# [GIVEN INSTRUCTION]
Search the listing below for the word "heures" and copy each line that holds it.

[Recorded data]
· · · · · · ·
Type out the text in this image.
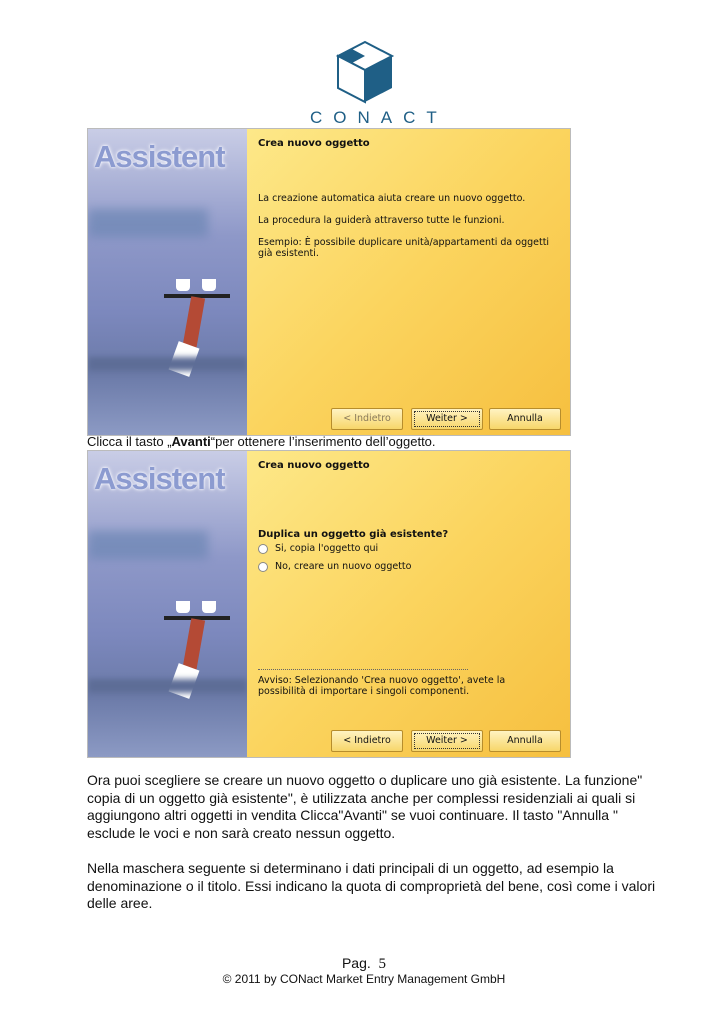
CONACT
Assistent	Crea nuovo oggetto

La creazione automatica aiuta creare un nuovo oggetto.

La procedura la guiderà attraverso tutte le funzioni.

Esempio: È possibile duplicare unità/appartamenti da oggetti già esistenti.

< Indietro	Weiter >	Annulla
Clicca il tasto „Avanti“per ottenere l’inserimento dell’oggetto.
Assistent	Crea nuovo oggetto
Duplica un oggetto già esistente?
Si, copia l'oggetto qui
No, creare un nuovo oggetto

Avviso: Selezionando 'Crea nuovo oggetto', avete la possibilità di importare i singoli componenti.

< Indietro	Weiter >	Annulla
Ora puoi scegliere se creare un nuovo oggetto o duplicare uno già esistente. La funzione" copia di un oggetto già esistente", è utilizzata anche per complessi residenziali ai quali si aggiungono altri oggetti in vendita Clicca"Avanti" se vuoi continuare. Il tasto "Annulla " esclude le voci e non sarà creato nessun oggetto.
Nella maschera seguente si determinano i dati principali di un oggetto, ad esempio la denominazione o il titolo. Essi indicano la quota di comproprietà del bene, così come i valori delle aree.
Pag. 5
© 2011 by CONact Market Entry Management GmbH
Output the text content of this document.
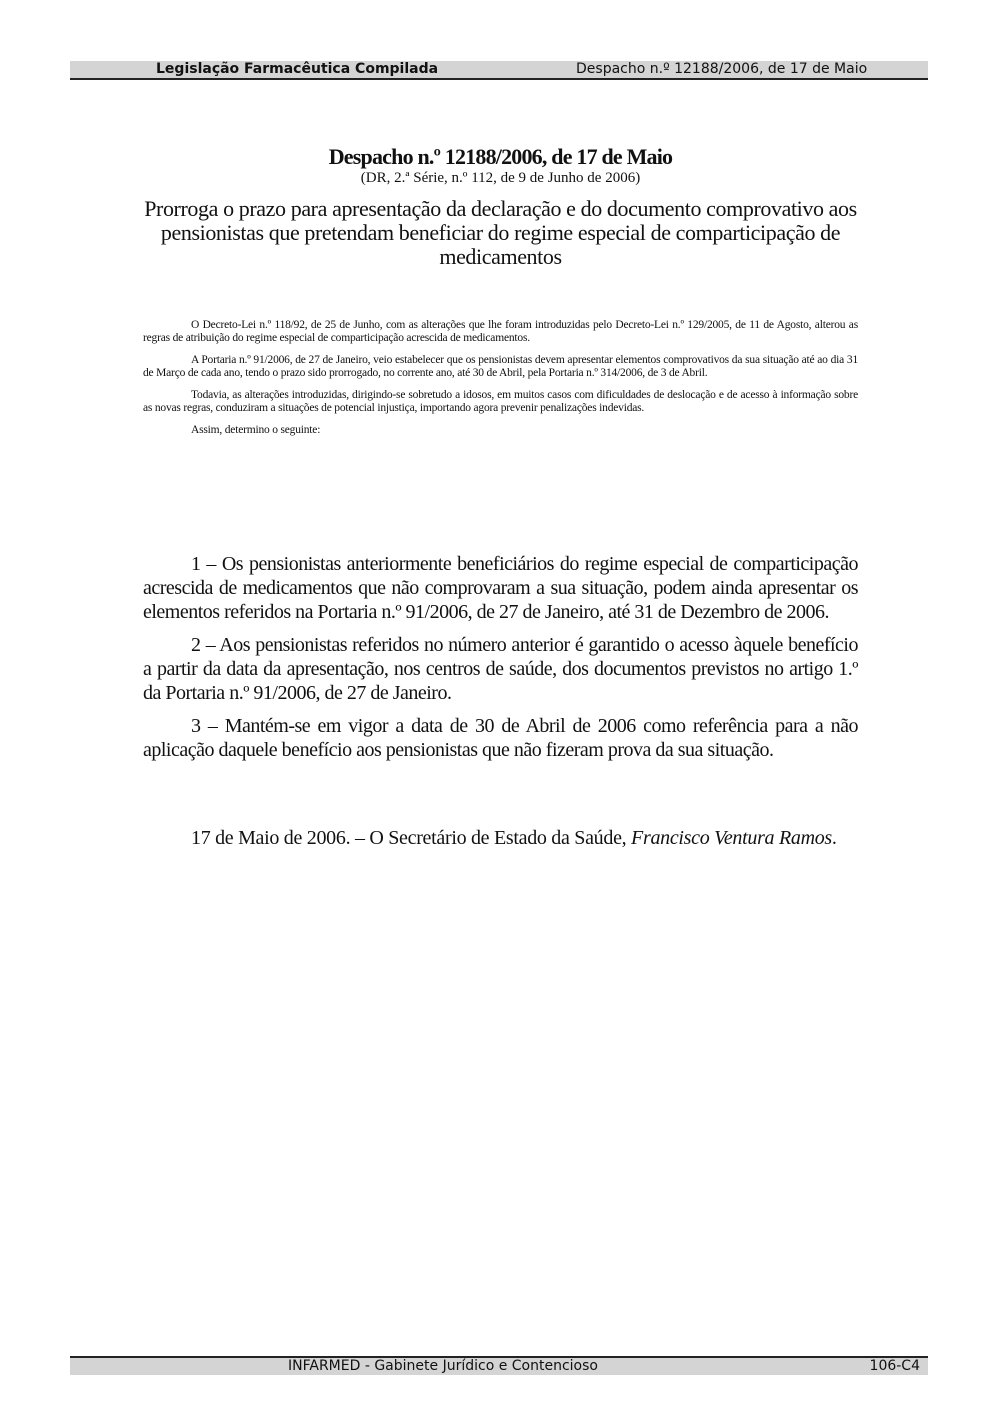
Legislação Farmacêutica Compilada	Despacho n.º 12188/2006, de 17 de Maio
Despacho n.º 12188/2006, de 17 de Maio

(DR, 2.ª Série, n.º 112, de 9 de Junho de 2006)

Prorroga o prazo para apresentação da declaração e do documento comprovativo aos pensionistas que pretendam beneficiar do regime especial de comparticipação de medicamentos

O Decreto-Lei n.º 118/92, de 25 de Junho, com as alterações que lhe foram introduzidas pelo Decreto-Lei n.º 129/2005, de 11 de Agosto, alterou as regras de atribuição do regime especial de comparticipação acrescida de medicamentos.

A Portaria n.º 91/2006, de 27 de Janeiro, veio estabelecer que os pensionistas devem apresentar elementos comprovativos da sua situação até ao dia 31 de Março de cada ano, tendo o prazo sido prorrogado, no corrente ano, até 30 de Abril, pela Portaria n.º 314/2006, de 3 de Abril.

Todavia, as alterações introduzidas, dirigindo-se sobretudo a idosos, em muitos casos com dificuldades de deslocação e de acesso à informação sobre as novas regras, conduziram a situações de potencial injustiça, importando agora prevenir penalizações indevidas.

Assim, determino o seguinte:

1 – Os pensionistas anteriormente beneficiários do regime especial de comparticipação acrescida de medicamentos que não comprovaram a sua situação, podem ainda apresentar os elementos referidos na Portaria n.º 91/2006, de 27 de Janeiro, até 31 de Dezembro de 2006.

2 – Aos pensionistas referidos no número anterior é garantido o acesso àquele benefício a partir da data da apresentação, nos centros de saúde, dos documentos previstos no artigo 1.º da Portaria n.º 91/2006, de 27 de Janeiro.

3 – Mantém-se em vigor a data de 30 de Abril de 2006 como referência para a não aplicação daquele benefício aos pensionistas que não fizeram prova da sua situação.

17 de Maio de 2006. – O Secretário de Estado da Saúde, Francisco Ventura Ramos.

INFARMED - Gabinete Jurídico e Contencioso	106-C4
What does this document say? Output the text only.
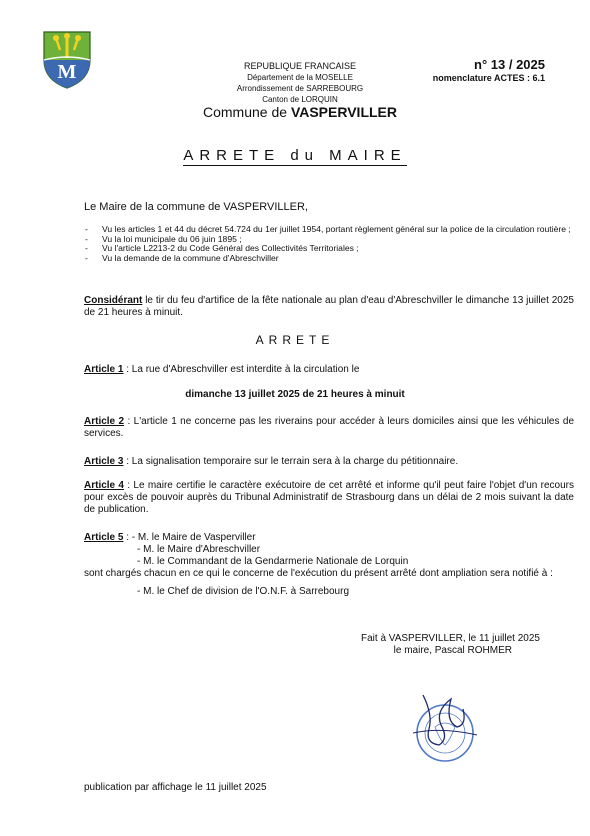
M	REPUBLIQUE FRANCAISE
Département de la MOSELLE
Arrondissement de SARREBOURG
Canton de LORQUIN
Commune de VASPERVILLER
n° 13 / 2025
nomenclature ACTES : 6.1
ARRETE du MAIRE
Le Maire de la commune de VASPERVILLER,
- Vu les articles 1 et 44 du décret 54.724 du 1er juillet 1954, portant règlement général sur la police de la circulation routière ;
- Vu la loi municipale du 06 juin 1895 ;
- Vu l'article L2213-2 du Code Général des Collectivités Territoriales ;
- Vu la demande de la commune d'Abreschviller
Considérant le tir du feu d'artifice de la fête nationale au plan d'eau d'Abreschviller le dimanche 13 juillet 2025 de 21 heures à minuit.
ARRETE
Article 1 : La rue d'Abreschviller est interdite à la circulation le
dimanche 13 juillet 2025 de 21 heures à minuit
Article 2 : L'article 1 ne concerne pas les riverains pour accéder à leurs domiciles ainsi que les véhicules de services.
Article 3 : La signalisation temporaire sur le terrain sera à la charge du pétitionnaire.
Article 4 : Le maire certifie le caractère exécutoire de cet arrêté et informe qu'il peut faire l'objet d'un recours pour excès de pouvoir auprès du Tribunal Administratif de Strasbourg dans un délai de 2 mois suivant la date de publication.
Article 5 : - M. le Maire de Vasperviller
- M. le Maire d'Abreschviller
- M. le Commandant de la Gendarmerie Nationale de Lorquin
sont chargés chacun en ce qui le concerne de l'exécution du présent arrêté dont ampliation sera notifié à :
- M. le Chef de division de l'O.N.F. à Sarrebourg
Fait à VASPERVILLER, le 11 juillet 2025
le maire, Pascal ROHMER
publication par affichage le 11 juillet 2025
· · · · · · ·
# [REPLY TO THE EXERCISE]
Considérant le tir du feu d'artifice de la fête nationale au plan d'eau d'Abreschviller le dimanche 13 juillet 2025 de 21 heures à minuit.
dimanche 13 juillet 2025 de 21 heures à minuit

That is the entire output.